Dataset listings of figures

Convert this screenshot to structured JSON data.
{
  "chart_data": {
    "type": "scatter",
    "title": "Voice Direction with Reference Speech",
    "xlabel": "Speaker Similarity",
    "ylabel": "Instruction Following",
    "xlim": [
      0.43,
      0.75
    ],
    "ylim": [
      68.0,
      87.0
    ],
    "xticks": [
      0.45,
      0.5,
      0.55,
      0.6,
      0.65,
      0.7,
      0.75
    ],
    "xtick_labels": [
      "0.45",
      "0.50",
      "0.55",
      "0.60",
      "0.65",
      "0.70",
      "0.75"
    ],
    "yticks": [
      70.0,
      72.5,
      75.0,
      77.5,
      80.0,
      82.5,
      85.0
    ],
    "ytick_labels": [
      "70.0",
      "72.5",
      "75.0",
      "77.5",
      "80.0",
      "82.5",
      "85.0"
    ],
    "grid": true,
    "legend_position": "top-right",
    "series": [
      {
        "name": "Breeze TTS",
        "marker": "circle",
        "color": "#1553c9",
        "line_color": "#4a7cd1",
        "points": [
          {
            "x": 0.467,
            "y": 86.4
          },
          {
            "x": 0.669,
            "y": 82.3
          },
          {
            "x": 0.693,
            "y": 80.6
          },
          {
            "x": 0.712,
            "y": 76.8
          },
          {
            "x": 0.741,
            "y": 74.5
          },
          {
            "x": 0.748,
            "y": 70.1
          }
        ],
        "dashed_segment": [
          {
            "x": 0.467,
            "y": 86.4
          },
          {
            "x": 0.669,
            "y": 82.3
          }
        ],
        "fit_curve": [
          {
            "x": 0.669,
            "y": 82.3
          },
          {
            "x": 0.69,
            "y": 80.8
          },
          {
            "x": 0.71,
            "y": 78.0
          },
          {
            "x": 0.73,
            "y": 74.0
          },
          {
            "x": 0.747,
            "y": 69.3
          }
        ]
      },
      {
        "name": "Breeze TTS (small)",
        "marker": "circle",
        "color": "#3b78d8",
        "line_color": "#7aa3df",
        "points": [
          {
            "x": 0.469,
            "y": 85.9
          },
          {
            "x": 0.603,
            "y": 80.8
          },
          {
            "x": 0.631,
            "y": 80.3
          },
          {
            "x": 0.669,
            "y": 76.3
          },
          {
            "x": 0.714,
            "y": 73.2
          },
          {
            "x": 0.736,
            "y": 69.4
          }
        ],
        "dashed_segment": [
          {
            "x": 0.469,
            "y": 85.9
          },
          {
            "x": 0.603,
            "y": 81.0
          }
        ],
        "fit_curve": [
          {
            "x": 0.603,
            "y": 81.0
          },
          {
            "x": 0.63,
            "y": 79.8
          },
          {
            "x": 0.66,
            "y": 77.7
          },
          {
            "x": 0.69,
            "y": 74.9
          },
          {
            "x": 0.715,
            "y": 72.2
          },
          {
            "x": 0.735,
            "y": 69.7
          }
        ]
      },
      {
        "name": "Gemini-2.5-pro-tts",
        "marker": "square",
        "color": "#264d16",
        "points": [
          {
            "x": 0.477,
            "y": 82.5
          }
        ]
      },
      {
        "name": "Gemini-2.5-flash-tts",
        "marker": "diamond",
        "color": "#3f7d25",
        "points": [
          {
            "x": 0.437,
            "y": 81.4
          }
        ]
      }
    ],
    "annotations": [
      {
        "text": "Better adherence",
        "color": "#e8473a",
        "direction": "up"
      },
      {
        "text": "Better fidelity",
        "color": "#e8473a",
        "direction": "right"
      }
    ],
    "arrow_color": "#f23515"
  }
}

- _PROBLEM DETAILS_
Take the entries above and transcribe them exactly.

- _WRITTEN RESPONSE_
Convert this screenshot to structured JSON data.
{
  "chart_data": {
    "type": "scatter",
    "title": "Voice Direction with Reference Speech",
    "xlabel": "Speaker Similarity",
    "ylabel": "Instruction Following",
    "xlim": [
      0.43,
      0.75
    ],
    "ylim": [
      68.0,
      87.0
    ],
    "xticks": [
      0.45,
      0.5,
      0.55,
      0.6,
      0.65,
      0.7,
      0.75
    ],
    "xtick_labels": [
      "0.45",
      "0.50",
      "0.55",
      "0.60",
      "0.65",
      "0.70",
      "0.75"
    ],
    "yticks": [
      70.0,
      72.5,
      75.0,
      77.5,
      80.0,
      82.5,
      85.0
    ],
    "ytick_labels": [
      "70.0",
      "72.5",
      "75.0",
      "77.5",
      "80.0",
      "82.5",
      "85.0"
    ],
    "grid": true,
    "legend_position": "top-right",
    "series": [
      {
        "name": "Breeze TTS",
        "marker": "circle",
        "color": "#1553c9",
        "line_color": "#4a7cd1",
        "points": [
          {
            "x": 0.467,
            "y": 86.4
          },
          {
            "x": 0.669,
            "y": 82.3
          },
          {
            "x": 0.693,
            "y": 80.6
          },
          {
            "x": 0.712,
            "y": 76.8
          },
          {
            "x": 0.741,
            "y": 74.5
          },
          {
            "x": 0.748,
            "y": 70.1
          }
        ],
        "dashed_segment": [
          {
            "x": 0.467,
            "y": 86.4
          },
          {
            "x": 0.669,
            "y": 82.3
          }
        ],
        "fit_curve": [
          {
            "x": 0.669,
            "y": 82.3
          },
          {
            "x": 0.69,
            "y": 80.8
          },
          {
            "x": 0.71,
            "y": 78.0
          },
          {
            "x": 0.73,
            "y": 74.0
          },
          {
            "x": 0.747,
            "y": 69.3
          }
        ]
      },
      {
        "name": "Breeze TTS (small)",
        "marker": "circle",
        "color": "#3b78d8",
        "line_color": "#7aa3df",
        "points": [
          {
            "x": 0.469,
            "y": 85.9
          },
          {
            "x": 0.603,
            "y": 80.8
          },
          {
            "x": 0.631,
            "y": 80.3
          },
          {
            "x": 0.669,
            "y": 76.3
          },
          {
            "x": 0.714,
            "y": 73.2
          },
          {
            "x": 0.736,
            "y": 69.4
          }
        ],
        "dashed_segment": [
          {
            "x": 0.469,
            "y": 85.9
          },
          {
            "x": 0.603,
            "y": 81.0
          }
        ],
        "fit_curve": [
          {
            "x": 0.603,
            "y": 81.0
          },
          {
            "x": 0.63,
            "y": 79.8
          },
          {
            "x": 0.66,
            "y": 77.7
          },
          {
            "x": 0.69,
            "y": 74.9
          },
          {
            "x": 0.715,
            "y": 72.2
          },
          {
            "x": 0.735,
            "y": 69.7
          }
        ]
      },
      {
        "name": "Gemini-2.5-pro-tts",
        "marker": "square",
        "color": "#264d16",
        "points": [
          {
            "x": 0.477,
            "y": 82.5
          }
        ]
      },
      {
        "name": "Gemini-2.5-flash-tts",
        "marker": "diamond",
        "color": "#3f7d25",
        "points": [
          {
            "x": 0.437,
            "y": 81.4
          }
        ]
      }
    ],
    "annotations": [
      {
        "text": "Better adherence",
        "color": "#e8473a",
        "direction": "up"
      },
      {
        "text": "Better fidelity",
        "color": "#e8473a",
        "direction": "right"
      }
    ],
    "arrow_color": "#f23515"
  }
}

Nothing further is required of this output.